* [AIM] Write out the full set of records below exactly.

Start

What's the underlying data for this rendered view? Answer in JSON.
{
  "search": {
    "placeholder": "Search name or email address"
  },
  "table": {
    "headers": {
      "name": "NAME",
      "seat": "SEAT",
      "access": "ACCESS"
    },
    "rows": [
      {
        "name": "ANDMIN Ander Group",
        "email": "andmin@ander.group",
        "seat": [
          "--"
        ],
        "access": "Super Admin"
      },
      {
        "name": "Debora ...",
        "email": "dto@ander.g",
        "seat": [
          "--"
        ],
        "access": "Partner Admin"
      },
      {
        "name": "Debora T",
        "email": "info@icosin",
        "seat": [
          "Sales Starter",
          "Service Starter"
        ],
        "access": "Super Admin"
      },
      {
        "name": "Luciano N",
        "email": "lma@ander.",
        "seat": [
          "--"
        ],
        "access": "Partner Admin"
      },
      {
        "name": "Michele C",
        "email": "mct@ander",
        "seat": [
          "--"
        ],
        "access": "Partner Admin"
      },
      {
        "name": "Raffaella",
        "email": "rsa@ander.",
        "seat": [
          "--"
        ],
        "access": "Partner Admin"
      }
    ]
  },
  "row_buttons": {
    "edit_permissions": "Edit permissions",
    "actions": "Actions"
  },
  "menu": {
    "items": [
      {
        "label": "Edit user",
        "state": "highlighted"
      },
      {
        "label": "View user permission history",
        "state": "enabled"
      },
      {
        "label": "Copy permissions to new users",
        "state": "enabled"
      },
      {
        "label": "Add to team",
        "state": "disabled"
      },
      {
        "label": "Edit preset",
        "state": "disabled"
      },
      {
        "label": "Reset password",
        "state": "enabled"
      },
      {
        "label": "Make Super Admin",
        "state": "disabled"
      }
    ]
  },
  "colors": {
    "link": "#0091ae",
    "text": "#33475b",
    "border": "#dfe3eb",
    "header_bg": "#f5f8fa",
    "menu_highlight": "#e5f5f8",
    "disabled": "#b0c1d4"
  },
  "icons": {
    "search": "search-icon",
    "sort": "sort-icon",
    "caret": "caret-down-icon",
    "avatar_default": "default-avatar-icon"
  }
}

End

* [ANSWER IN FULL]
What's the underlying data for this rendered view? Answer in JSON.
{
  "search": {
    "placeholder": "Search name or email address"
  },
  "table": {
    "headers": {
      "name": "NAME",
      "seat": "SEAT",
      "access": "ACCESS"
    },
    "rows": [
      {
        "name": "ANDMIN Ander Group",
        "email": "andmin@ander.group",
        "seat": [
          "--"
        ],
        "access": "Super Admin"
      },
      {
        "name": "Debora ...",
        "email": "dto@ander.g",
        "seat": [
          "--"
        ],
        "access": "Partner Admin"
      },
      {
        "name": "Debora T",
        "email": "info@icosin",
        "seat": [
          "Sales Starter",
          "Service Starter"
        ],
        "access": "Super Admin"
      },
      {
        "name": "Luciano N",
        "email": "lma@ander.",
        "seat": [
          "--"
        ],
        "access": "Partner Admin"
      },
      {
        "name": "Michele C",
        "email": "mct@ander",
        "seat": [
          "--"
        ],
        "access": "Partner Admin"
      },
      {
        "name": "Raffaella",
        "email": "rsa@ander.",
        "seat": [
          "--"
        ],
        "access": "Partner Admin"
      }
    ]
  },
  "row_buttons": {
    "edit_permissions": "Edit permissions",
    "actions": "Actions"
  },
  "menu": {
    "items": [
      {
        "label": "Edit user",
        "state": "highlighted"
      },
      {
        "label": "View user permission history",
        "state": "enabled"
      },
      {
        "label": "Copy permissions to new users",
        "state": "enabled"
      },
      {
        "label": "Add to team",
        "state": "disabled"
      },
      {
        "label": "Edit preset",
        "state": "disabled"
      },
      {
        "label": "Reset password",
        "state": "enabled"
      },
      {
        "label": "Make Super Admin",
        "state": "disabled"
      }
    ]
  },
  "colors": {
    "link": "#0091ae",
    "text": "#33475b",
    "border": "#dfe3eb",
    "header_bg": "#f5f8fa",
    "menu_highlight": "#e5f5f8",
    "disabled": "#b0c1d4"
  },
  "icons": {
    "search": "search-icon",
    "sort": "sort-icon",
    "caret": "caret-down-icon",
    "avatar_default": "default-avatar-icon"
  }
}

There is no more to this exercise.